── TASK INPUTS

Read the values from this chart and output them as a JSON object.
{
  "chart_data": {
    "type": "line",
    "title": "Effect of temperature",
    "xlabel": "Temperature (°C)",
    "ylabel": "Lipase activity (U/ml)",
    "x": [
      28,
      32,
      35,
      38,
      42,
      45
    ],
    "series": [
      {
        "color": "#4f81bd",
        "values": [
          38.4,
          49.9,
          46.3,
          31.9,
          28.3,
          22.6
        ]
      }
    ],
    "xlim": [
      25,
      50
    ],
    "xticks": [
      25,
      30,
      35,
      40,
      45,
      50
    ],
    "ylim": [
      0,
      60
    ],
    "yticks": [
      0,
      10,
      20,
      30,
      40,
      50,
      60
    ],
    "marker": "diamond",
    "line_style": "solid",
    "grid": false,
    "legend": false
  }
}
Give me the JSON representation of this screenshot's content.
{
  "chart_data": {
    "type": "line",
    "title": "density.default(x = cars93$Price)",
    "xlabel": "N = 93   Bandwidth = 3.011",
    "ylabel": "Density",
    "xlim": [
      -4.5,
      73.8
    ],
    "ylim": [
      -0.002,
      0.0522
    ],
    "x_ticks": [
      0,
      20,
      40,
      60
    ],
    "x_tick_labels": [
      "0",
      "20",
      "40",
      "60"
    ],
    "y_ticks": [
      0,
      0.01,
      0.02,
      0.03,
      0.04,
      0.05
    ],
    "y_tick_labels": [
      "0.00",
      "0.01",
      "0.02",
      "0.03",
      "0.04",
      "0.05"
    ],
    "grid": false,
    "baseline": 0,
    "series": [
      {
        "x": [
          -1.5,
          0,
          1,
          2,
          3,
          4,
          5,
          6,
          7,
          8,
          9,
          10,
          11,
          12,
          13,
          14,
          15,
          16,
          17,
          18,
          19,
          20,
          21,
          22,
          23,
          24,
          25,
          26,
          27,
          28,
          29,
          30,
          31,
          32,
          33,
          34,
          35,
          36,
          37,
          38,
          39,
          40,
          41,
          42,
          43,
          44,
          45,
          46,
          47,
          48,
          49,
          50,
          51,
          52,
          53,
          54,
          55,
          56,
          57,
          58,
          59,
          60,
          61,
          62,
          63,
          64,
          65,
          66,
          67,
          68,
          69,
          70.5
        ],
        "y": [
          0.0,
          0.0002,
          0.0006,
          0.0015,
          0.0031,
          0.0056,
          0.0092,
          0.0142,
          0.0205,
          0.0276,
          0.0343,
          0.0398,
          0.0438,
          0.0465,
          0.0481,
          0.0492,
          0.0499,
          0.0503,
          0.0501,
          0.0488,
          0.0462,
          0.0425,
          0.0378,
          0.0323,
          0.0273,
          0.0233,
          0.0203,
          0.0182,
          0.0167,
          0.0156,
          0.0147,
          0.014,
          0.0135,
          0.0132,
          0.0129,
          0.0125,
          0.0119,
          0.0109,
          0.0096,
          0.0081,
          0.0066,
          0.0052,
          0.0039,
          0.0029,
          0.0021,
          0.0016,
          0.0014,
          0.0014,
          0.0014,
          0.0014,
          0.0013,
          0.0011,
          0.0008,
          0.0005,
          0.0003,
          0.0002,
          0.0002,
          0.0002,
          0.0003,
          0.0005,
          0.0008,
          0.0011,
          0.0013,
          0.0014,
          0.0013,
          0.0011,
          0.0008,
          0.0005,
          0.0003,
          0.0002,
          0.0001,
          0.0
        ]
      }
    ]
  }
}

────

**THE REQUEST**
Report the number of lines holding the string "JSON", without any other words.

**EXERCISE SOLUTION**
2